BEGIN

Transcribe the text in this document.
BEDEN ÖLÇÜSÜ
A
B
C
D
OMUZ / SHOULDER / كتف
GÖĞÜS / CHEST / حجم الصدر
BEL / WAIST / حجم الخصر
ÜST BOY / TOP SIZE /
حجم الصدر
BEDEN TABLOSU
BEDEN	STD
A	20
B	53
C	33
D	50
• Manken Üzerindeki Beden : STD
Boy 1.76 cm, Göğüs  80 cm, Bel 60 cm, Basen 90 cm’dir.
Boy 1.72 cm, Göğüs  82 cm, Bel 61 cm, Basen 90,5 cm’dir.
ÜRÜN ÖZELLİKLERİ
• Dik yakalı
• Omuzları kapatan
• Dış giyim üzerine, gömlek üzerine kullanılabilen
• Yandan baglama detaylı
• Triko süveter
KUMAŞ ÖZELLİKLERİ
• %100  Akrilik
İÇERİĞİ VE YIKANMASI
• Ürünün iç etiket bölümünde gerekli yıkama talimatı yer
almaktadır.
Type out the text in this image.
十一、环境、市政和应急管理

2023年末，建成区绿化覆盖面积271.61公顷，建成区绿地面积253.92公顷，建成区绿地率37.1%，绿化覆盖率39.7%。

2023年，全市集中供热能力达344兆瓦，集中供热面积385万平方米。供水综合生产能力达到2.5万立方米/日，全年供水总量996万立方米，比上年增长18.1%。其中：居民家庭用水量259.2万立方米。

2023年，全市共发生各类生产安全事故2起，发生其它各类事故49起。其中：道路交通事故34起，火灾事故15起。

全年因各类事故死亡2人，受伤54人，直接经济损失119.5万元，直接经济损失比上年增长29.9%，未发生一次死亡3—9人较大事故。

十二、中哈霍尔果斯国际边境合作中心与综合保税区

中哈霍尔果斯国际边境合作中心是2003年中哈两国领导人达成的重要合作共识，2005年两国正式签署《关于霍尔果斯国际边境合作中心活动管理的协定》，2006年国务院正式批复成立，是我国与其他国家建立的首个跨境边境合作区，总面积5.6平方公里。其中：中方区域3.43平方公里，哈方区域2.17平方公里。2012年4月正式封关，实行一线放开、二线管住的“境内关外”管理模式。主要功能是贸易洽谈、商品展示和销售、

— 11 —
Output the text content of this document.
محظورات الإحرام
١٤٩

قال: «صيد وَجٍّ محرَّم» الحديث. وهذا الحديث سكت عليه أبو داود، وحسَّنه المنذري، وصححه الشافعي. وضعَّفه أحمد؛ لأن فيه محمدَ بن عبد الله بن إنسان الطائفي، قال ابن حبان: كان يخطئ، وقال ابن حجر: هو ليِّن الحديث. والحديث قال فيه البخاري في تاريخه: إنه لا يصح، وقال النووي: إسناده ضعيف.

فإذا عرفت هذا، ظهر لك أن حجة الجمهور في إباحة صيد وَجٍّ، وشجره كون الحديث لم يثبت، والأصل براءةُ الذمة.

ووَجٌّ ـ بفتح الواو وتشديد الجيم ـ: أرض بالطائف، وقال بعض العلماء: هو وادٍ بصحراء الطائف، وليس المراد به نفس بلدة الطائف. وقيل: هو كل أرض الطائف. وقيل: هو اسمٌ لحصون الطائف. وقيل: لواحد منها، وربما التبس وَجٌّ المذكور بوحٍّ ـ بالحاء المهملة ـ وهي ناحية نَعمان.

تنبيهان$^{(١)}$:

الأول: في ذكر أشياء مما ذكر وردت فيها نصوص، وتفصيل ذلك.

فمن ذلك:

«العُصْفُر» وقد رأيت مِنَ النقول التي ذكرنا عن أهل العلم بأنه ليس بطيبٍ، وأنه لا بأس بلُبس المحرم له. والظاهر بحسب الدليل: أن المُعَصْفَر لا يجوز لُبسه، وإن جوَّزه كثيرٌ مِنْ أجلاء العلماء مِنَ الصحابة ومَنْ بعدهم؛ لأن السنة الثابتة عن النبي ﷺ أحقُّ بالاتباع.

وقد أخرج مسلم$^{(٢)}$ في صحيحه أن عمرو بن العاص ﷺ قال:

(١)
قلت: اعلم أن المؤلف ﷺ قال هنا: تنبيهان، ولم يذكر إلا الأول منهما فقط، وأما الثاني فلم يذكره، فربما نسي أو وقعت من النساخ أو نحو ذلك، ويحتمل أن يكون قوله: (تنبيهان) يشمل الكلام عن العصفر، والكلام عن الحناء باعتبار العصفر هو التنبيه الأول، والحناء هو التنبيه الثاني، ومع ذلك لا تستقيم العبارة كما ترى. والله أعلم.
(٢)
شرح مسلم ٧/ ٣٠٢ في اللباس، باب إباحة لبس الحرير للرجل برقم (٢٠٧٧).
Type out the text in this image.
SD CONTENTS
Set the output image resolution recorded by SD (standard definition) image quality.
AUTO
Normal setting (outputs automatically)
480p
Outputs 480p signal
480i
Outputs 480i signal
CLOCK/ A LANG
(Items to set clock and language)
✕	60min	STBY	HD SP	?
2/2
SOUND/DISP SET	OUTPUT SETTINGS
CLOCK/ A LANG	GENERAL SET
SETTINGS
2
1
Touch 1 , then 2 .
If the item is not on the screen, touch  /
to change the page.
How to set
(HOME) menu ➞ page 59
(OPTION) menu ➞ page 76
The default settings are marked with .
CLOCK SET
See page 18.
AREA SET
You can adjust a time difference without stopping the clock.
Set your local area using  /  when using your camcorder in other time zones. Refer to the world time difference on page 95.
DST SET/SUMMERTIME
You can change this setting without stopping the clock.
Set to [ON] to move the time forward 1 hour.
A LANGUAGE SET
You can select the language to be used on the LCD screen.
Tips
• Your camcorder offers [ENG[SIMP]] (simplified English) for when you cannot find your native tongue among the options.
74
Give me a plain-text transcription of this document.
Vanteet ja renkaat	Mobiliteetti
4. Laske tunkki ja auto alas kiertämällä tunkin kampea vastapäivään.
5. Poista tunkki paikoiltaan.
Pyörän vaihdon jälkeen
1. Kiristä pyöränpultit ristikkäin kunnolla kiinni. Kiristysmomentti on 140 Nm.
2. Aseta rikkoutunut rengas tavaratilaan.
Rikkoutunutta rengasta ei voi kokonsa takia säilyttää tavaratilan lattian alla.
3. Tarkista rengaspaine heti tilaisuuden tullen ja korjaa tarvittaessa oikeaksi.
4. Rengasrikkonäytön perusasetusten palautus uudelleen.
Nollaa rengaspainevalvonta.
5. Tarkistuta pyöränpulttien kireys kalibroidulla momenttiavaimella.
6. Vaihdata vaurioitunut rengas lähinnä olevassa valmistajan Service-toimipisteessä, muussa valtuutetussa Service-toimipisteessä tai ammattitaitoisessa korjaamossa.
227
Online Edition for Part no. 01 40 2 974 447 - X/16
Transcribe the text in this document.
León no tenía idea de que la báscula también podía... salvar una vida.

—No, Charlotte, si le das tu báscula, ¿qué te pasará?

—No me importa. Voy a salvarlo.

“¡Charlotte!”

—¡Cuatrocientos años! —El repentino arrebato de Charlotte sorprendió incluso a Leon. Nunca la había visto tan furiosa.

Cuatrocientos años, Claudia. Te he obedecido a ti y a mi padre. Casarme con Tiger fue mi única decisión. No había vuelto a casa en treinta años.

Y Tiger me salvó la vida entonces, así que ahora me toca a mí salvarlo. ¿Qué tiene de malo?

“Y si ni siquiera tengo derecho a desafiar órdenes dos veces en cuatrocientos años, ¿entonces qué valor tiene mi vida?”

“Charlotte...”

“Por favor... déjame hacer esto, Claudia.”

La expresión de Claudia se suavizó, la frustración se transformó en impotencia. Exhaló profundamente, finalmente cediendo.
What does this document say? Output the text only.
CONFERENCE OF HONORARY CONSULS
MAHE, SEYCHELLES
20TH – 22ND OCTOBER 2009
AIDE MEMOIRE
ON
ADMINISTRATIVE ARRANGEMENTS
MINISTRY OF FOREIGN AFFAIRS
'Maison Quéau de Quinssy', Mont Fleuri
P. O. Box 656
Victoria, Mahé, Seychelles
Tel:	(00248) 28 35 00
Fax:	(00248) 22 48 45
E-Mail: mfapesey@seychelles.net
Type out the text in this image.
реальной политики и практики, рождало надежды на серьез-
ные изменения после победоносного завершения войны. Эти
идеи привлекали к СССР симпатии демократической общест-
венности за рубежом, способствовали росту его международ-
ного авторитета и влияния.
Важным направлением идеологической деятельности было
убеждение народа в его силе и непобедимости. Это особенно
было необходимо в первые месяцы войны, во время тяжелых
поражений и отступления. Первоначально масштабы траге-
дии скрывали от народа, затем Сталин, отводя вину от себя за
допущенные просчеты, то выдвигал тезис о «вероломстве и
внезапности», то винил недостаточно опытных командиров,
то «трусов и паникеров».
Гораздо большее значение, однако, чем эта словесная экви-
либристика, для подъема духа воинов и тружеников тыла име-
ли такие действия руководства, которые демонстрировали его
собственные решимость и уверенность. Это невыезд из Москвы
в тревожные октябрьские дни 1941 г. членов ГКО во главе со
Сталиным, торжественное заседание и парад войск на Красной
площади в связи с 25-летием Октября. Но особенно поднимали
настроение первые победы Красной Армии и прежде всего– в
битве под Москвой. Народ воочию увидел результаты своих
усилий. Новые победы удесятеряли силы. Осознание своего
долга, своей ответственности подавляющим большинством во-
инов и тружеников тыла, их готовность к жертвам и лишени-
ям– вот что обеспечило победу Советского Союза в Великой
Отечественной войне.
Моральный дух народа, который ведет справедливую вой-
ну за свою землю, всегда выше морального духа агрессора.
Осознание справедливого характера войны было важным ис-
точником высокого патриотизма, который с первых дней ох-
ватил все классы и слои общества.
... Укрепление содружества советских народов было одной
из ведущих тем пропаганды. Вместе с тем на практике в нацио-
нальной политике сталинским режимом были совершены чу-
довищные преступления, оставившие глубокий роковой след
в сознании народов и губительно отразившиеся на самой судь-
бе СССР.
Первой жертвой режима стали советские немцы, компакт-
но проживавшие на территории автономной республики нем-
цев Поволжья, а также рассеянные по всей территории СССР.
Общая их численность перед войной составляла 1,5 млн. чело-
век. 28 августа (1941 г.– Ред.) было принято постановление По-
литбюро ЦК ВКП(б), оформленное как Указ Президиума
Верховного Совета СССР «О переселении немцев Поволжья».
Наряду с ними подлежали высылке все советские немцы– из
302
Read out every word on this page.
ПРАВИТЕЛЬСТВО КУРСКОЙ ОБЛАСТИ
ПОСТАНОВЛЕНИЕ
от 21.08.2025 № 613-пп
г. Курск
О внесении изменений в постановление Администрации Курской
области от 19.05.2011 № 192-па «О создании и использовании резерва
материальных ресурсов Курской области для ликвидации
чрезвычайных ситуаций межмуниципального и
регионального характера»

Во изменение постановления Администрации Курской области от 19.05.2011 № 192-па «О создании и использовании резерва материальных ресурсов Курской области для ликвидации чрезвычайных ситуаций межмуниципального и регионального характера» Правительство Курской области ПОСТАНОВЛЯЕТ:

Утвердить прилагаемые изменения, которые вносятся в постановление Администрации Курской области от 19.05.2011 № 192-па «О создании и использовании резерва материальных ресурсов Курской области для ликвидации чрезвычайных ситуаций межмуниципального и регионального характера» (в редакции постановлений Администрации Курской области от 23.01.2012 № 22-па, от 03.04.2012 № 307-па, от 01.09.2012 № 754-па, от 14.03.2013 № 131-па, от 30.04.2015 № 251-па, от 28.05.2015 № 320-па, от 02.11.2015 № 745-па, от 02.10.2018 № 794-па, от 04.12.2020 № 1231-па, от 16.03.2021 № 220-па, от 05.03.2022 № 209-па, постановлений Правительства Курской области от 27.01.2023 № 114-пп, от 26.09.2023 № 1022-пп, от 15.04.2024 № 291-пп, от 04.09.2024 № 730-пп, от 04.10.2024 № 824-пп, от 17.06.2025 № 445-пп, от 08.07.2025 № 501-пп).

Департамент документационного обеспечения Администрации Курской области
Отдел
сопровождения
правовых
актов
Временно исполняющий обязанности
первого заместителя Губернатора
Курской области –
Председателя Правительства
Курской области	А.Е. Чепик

END

Only the lines from the one that contains "Read out every word on this page." to the end of the entries above should be given again, exactly and in full.

Written reply:
Read out every word on this page.
ПРАВИТЕЛЬСТВО КУРСКОЙ ОБЛАСТИ
ПОСТАНОВЛЕНИЕ
от 21.08.2025 № 613-пп
г. Курск
О внесении изменений в постановление Администрации Курской
области от 19.05.2011 № 192-па «О создании и использовании резерва
материальных ресурсов Курской области для ликвидации
чрезвычайных ситуаций межмуниципального и
регионального характера»

Во изменение постановления Администрации Курской области от 19.05.2011 № 192-па «О создании и использовании резерва материальных ресурсов Курской области для ликвидации чрезвычайных ситуаций межмуниципального и регионального характера» Правительство Курской области ПОСТАНОВЛЯЕТ:

Утвердить прилагаемые изменения, которые вносятся в постановление Администрации Курской области от 19.05.2011 № 192-па «О создании и использовании резерва материальных ресурсов Курской области для ликвидации чрезвычайных ситуаций межмуниципального и регионального характера» (в редакции постановлений Администрации Курской области от 23.01.2012 № 22-па, от 03.04.2012 № 307-па, от 01.09.2012 № 754-па, от 14.03.2013 № 131-па, от 30.04.2015 № 251-па, от 28.05.2015 № 320-па, от 02.11.2015 № 745-па, от 02.10.2018 № 794-па, от 04.12.2020 № 1231-па, от 16.03.2021 № 220-па, от 05.03.2022 № 209-па, постановлений Правительства Курской области от 27.01.2023 № 114-пп, от 26.09.2023 № 1022-пп, от 15.04.2024 № 291-пп, от 04.09.2024 № 730-пп, от 04.10.2024 № 824-пп, от 17.06.2025 № 445-пп, от 08.07.2025 № 501-пп).

Департамент документационного обеспечения Администрации Курской области
Отдел
сопровождения
правовых
актов
Временно исполняющий обязанности
первого заместителя Губернатора
Курской области –
Председателя Правительства
Курской области	А.Е. Чепик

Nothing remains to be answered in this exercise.